Task to carry out: Pull out every line with the word "JSON" from the entries below.
○ ○ ○ ○ ○
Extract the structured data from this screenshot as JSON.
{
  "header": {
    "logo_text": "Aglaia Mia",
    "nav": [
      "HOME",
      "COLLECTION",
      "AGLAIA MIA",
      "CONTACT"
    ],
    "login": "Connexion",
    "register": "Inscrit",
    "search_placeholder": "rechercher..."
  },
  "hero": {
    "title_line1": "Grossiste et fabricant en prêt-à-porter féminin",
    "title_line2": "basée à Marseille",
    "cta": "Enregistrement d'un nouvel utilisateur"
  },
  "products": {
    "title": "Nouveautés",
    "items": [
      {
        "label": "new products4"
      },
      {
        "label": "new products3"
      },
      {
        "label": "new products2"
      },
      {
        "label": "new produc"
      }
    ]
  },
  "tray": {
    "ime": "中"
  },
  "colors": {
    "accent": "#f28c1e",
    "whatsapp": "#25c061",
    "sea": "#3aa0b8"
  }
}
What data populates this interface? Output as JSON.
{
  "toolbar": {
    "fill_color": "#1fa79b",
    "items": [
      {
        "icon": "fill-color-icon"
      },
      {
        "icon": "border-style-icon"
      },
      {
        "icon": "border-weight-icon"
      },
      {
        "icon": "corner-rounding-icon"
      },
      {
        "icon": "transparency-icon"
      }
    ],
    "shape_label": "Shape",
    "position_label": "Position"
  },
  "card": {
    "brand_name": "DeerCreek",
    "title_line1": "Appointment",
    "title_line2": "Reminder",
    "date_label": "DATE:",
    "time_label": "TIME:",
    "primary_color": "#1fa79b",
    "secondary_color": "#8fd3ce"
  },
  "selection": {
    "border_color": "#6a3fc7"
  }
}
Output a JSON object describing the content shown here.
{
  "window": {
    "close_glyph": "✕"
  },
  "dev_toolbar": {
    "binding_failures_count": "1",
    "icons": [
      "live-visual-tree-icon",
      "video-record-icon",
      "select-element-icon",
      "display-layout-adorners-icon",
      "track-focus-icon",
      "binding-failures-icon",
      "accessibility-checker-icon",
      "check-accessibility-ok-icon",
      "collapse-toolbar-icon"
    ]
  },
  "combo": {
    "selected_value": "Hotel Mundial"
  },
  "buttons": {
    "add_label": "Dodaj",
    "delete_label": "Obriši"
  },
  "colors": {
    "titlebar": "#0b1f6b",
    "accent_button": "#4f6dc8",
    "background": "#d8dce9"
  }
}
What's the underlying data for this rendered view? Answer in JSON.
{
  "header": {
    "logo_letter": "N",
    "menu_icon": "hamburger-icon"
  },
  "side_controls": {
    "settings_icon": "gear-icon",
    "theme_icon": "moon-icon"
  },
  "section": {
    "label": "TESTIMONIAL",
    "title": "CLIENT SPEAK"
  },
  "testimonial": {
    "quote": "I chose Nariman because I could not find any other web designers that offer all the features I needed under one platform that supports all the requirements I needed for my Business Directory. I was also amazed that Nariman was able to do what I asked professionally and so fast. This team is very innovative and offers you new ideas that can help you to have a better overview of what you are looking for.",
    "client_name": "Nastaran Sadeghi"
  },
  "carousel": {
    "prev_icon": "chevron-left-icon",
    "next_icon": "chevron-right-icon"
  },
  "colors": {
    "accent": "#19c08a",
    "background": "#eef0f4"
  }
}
○ ○ ○ ○ ○
Task output:
Extract the structured data from this screenshot as JSON.
What data populates this interface? Output as JSON.
Output a JSON object describing the content shown here.
What's the underlying data for this rendered view? Answer in JSON.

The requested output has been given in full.